Skip every image and restate the data word for word.

*** Data for this exercise

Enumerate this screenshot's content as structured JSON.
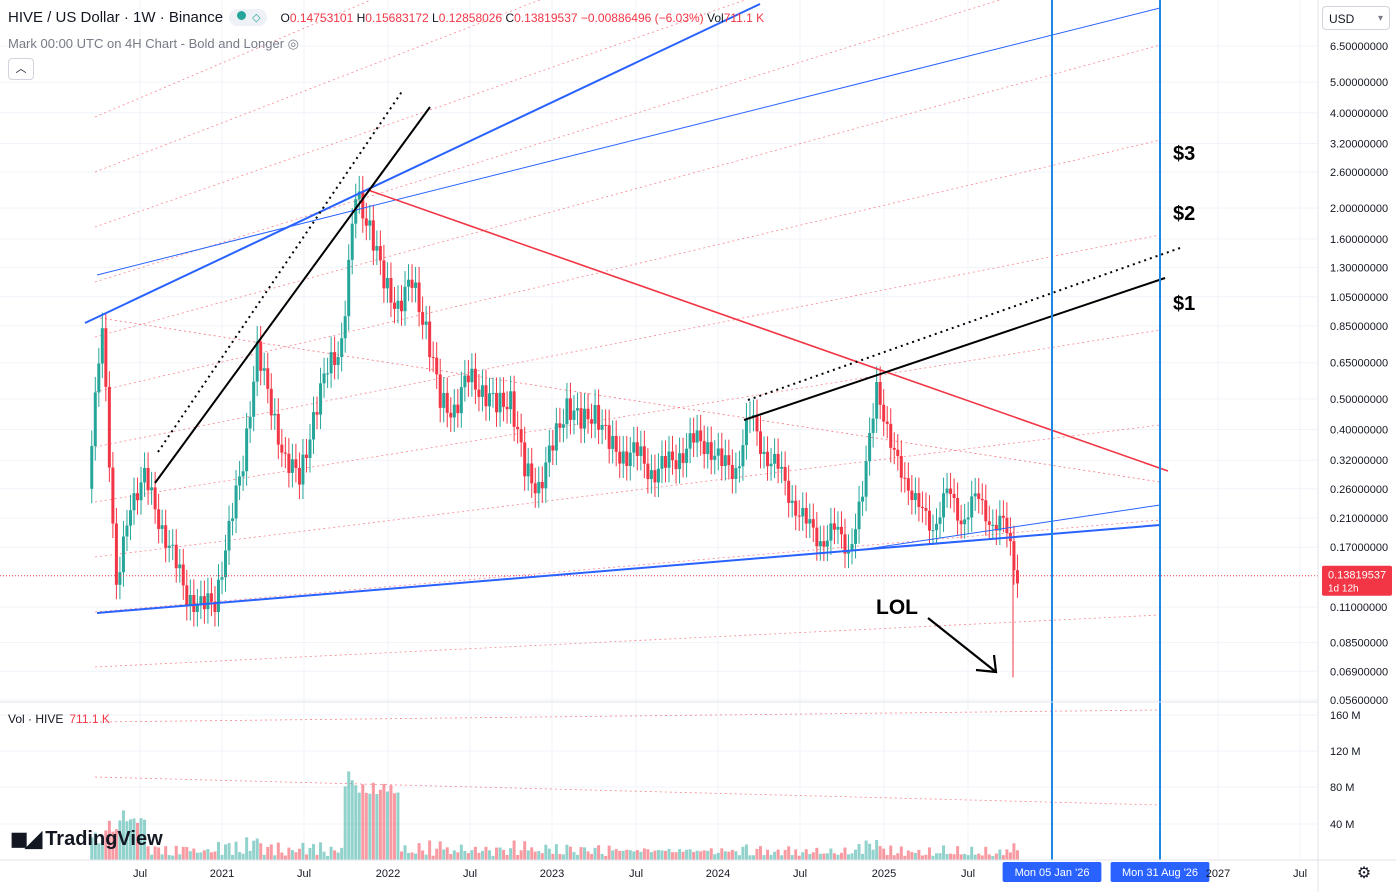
{
  "header": {
    "symbol": "HIVE / US Dollar · 1W · Binance",
    "ohlc": {
      "open_label": "O",
      "open": "0.14753101",
      "high_label": "H",
      "high": "0.15683172",
      "low_label": "L",
      "low": "0.12858026",
      "close_label": "C",
      "close": "0.13819537",
      "change": "−0.00886496 (−6.03%)",
      "vol_label": "Vol",
      "vol": "711.1 K"
    },
    "indicator": "Mark 00:00 UTC on 4H Chart - Bold and Longer",
    "currency": "USD"
  },
  "volume_legend": {
    "label": "Vol · HIVE",
    "value": "711.1 K"
  },
  "brand": "TradingView",
  "colors": {
    "up": "#26a69a",
    "down": "#f23645",
    "blue_line": "#2962ff",
    "cyan_line": "#1e88e5",
    "red_line": "#f23645"
  },
  "chart_data": {
    "type": "candlestick",
    "scale": "log",
    "price_axis_labels": [
      "6.50000000",
      "5.00000000",
      "4.00000000",
      "3.20000000",
      "2.60000000",
      "2.00000000",
      "1.60000000",
      "1.30000000",
      "1.05000000",
      "0.85000000",
      "0.65000000",
      "0.50000000",
      "0.40000000",
      "0.32000000",
      "0.26000000",
      "0.21000000",
      "0.17000000",
      "0.13819537",
      "0.11000000",
      "0.08500000",
      "0.06900000",
      "0.05600000"
    ],
    "volume_axis_labels": [
      "160 M",
      "120 M",
      "80 M",
      "40 M"
    ],
    "time_axis_labels": [
      "Jul",
      "2021",
      "Jul",
      "2022",
      "Jul",
      "2023",
      "Jul",
      "2024",
      "Jul",
      "2025",
      "Jul",
      "Mon 05 Jan '26",
      "Mon 31 Aug '26",
      "2027",
      "Jul"
    ],
    "current_price": {
      "value": "0.13819537",
      "countdown": "1d 12h"
    },
    "annotations": [
      "$3",
      "$2",
      "$1",
      "LOL"
    ],
    "price_path": [
      [
        "2020-04",
        0.26
      ],
      [
        "2020-05",
        0.9
      ],
      [
        "2020-06",
        0.12
      ],
      [
        "2020-07",
        0.24
      ],
      [
        "2020-08",
        0.28
      ],
      [
        "2020-09",
        0.21
      ],
      [
        "2020-10",
        0.16
      ],
      [
        "2020-11",
        0.12
      ],
      [
        "2020-12",
        0.11
      ],
      [
        "2021-01",
        0.115
      ],
      [
        "2021-02",
        0.19
      ],
      [
        "2021-03",
        0.32
      ],
      [
        "2021-04",
        0.7
      ],
      [
        "2021-05",
        0.48
      ],
      [
        "2021-06",
        0.31
      ],
      [
        "2021-07",
        0.29
      ],
      [
        "2021-08",
        0.42
      ],
      [
        "2021-09",
        0.65
      ],
      [
        "2021-10",
        0.72
      ],
      [
        "2021-11",
        2.3
      ],
      [
        "2021-12",
        1.7
      ],
      [
        "2022-01",
        1.2
      ],
      [
        "2022-02",
        0.95
      ],
      [
        "2022-03",
        1.2
      ],
      [
        "2022-04",
        0.82
      ],
      [
        "2022-05",
        0.5
      ],
      [
        "2022-06",
        0.45
      ],
      [
        "2022-07",
        0.6
      ],
      [
        "2022-08",
        0.52
      ],
      [
        "2022-09",
        0.48
      ],
      [
        "2022-10",
        0.5
      ],
      [
        "2022-11",
        0.3
      ],
      [
        "2022-12",
        0.26
      ],
      [
        "2023-01",
        0.36
      ],
      [
        "2023-02",
        0.48
      ],
      [
        "2023-03",
        0.42
      ],
      [
        "2023-04",
        0.46
      ],
      [
        "2023-05",
        0.36
      ],
      [
        "2023-06",
        0.33
      ],
      [
        "2023-07",
        0.34
      ],
      [
        "2023-08",
        0.29
      ],
      [
        "2023-09",
        0.31
      ],
      [
        "2023-10",
        0.33
      ],
      [
        "2023-11",
        0.37
      ],
      [
        "2023-12",
        0.36
      ],
      [
        "2024-01",
        0.31
      ],
      [
        "2024-02",
        0.3
      ],
      [
        "2024-03",
        0.44
      ],
      [
        "2024-04",
        0.34
      ],
      [
        "2024-05",
        0.3
      ],
      [
        "2024-06",
        0.24
      ],
      [
        "2024-07",
        0.2
      ],
      [
        "2024-08",
        0.18
      ],
      [
        "2024-09",
        0.19
      ],
      [
        "2024-10",
        0.17
      ],
      [
        "2024-11",
        0.24
      ],
      [
        "2024-12",
        0.58
      ],
      [
        "2025-01",
        0.34
      ],
      [
        "2025-02",
        0.29
      ],
      [
        "2025-03",
        0.22
      ],
      [
        "2025-04",
        0.2
      ],
      [
        "2025-05",
        0.25
      ],
      [
        "2025-06",
        0.21
      ],
      [
        "2025-07",
        0.24
      ],
      [
        "2025-08",
        0.21
      ],
      [
        "2025-09",
        0.2
      ],
      [
        "2025-10",
        0.138
      ]
    ]
  }
}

******

Result of the exercise:
Enumerate this screenshot's content as structured JSON.
{
  "header": {
    "symbol": "HIVE / US Dollar · 1W · Binance",
    "ohlc": {
      "open_label": "O",
      "open": "0.14753101",
      "high_label": "H",
      "high": "0.15683172",
      "low_label": "L",
      "low": "0.12858026",
      "close_label": "C",
      "close": "0.13819537",
      "change": "−0.00886496 (−6.03%)",
      "vol_label": "Vol",
      "vol": "711.1 K"
    },
    "indicator": "Mark 00:00 UTC on 4H Chart - Bold and Longer",
    "currency": "USD"
  },
  "volume_legend": {
    "label": "Vol · HIVE",
    "value": "711.1 K"
  },
  "brand": "TradingView",
  "colors": {
    "up": "#26a69a",
    "down": "#f23645",
    "blue_line": "#2962ff",
    "cyan_line": "#1e88e5",
    "red_line": "#f23645"
  },
  "chart_data": {
    "type": "candlestick",
    "scale": "log",
    "price_axis_labels": [
      "6.50000000",
      "5.00000000",
      "4.00000000",
      "3.20000000",
      "2.60000000",
      "2.00000000",
      "1.60000000",
      "1.30000000",
      "1.05000000",
      "0.85000000",
      "0.65000000",
      "0.50000000",
      "0.40000000",
      "0.32000000",
      "0.26000000",
      "0.21000000",
      "0.17000000",
      "0.13819537",
      "0.11000000",
      "0.08500000",
      "0.06900000",
      "0.05600000"
    ],
    "volume_axis_labels": [
      "160 M",
      "120 M",
      "80 M",
      "40 M"
    ],
    "time_axis_labels": [
      "Jul",
      "2021",
      "Jul",
      "2022",
      "Jul",
      "2023",
      "Jul",
      "2024",
      "Jul",
      "2025",
      "Jul",
      "Mon 05 Jan '26",
      "Mon 31 Aug '26",
      "2027",
      "Jul"
    ],
    "current_price": {
      "value": "0.13819537",
      "countdown": "1d 12h"
    },
    "annotations": [
      "$3",
      "$2",
      "$1",
      "LOL"
    ],
    "price_path": [
      [
        "2020-04",
        0.26
      ],
      [
        "2020-05",
        0.9
      ],
      [
        "2020-06",
        0.12
      ],
      [
        "2020-07",
        0.24
      ],
      [
        "2020-08",
        0.28
      ],
      [
        "2020-09",
        0.21
      ],
      [
        "2020-10",
        0.16
      ],
      [
        "2020-11",
        0.12
      ],
      [
        "2020-12",
        0.11
      ],
      [
        "2021-01",
        0.115
      ],
      [
        "2021-02",
        0.19
      ],
      [
        "2021-03",
        0.32
      ],
      [
        "2021-04",
        0.7
      ],
      [
        "2021-05",
        0.48
      ],
      [
        "2021-06",
        0.31
      ],
      [
        "2021-07",
        0.29
      ],
      [
        "2021-08",
        0.42
      ],
      [
        "2021-09",
        0.65
      ],
      [
        "2021-10",
        0.72
      ],
      [
        "2021-11",
        2.3
      ],
      [
        "2021-12",
        1.7
      ],
      [
        "2022-01",
        1.2
      ],
      [
        "2022-02",
        0.95
      ],
      [
        "2022-03",
        1.2
      ],
      [
        "2022-04",
        0.82
      ],
      [
        "2022-05",
        0.5
      ],
      [
        "2022-06",
        0.45
      ],
      [
        "2022-07",
        0.6
      ],
      [
        "2022-08",
        0.52
      ],
      [
        "2022-09",
        0.48
      ],
      [
        "2022-10",
        0.5
      ],
      [
        "2022-11",
        0.3
      ],
      [
        "2022-12",
        0.26
      ],
      [
        "2023-01",
        0.36
      ],
      [
        "2023-02",
        0.48
      ],
      [
        "2023-03",
        0.42
      ],
      [
        "2023-04",
        0.46
      ],
      [
        "2023-05",
        0.36
      ],
      [
        "2023-06",
        0.33
      ],
      [
        "2023-07",
        0.34
      ],
      [
        "2023-08",
        0.29
      ],
      [
        "2023-09",
        0.31
      ],
      [
        "2023-10",
        0.33
      ],
      [
        "2023-11",
        0.37
      ],
      [
        "2023-12",
        0.36
      ],
      [
        "2024-01",
        0.31
      ],
      [
        "2024-02",
        0.3
      ],
      [
        "2024-03",
        0.44
      ],
      [
        "2024-04",
        0.34
      ],
      [
        "2024-05",
        0.3
      ],
      [
        "2024-06",
        0.24
      ],
      [
        "2024-07",
        0.2
      ],
      [
        "2024-08",
        0.18
      ],
      [
        "2024-09",
        0.19
      ],
      [
        "2024-10",
        0.17
      ],
      [
        "2024-11",
        0.24
      ],
      [
        "2024-12",
        0.58
      ],
      [
        "2025-01",
        0.34
      ],
      [
        "2025-02",
        0.29
      ],
      [
        "2025-03",
        0.22
      ],
      [
        "2025-04",
        0.2
      ],
      [
        "2025-05",
        0.25
      ],
      [
        "2025-06",
        0.21
      ],
      [
        "2025-07",
        0.24
      ],
      [
        "2025-08",
        0.21
      ],
      [
        "2025-09",
        0.2
      ],
      [
        "2025-10",
        0.138
      ]
    ]
  }
}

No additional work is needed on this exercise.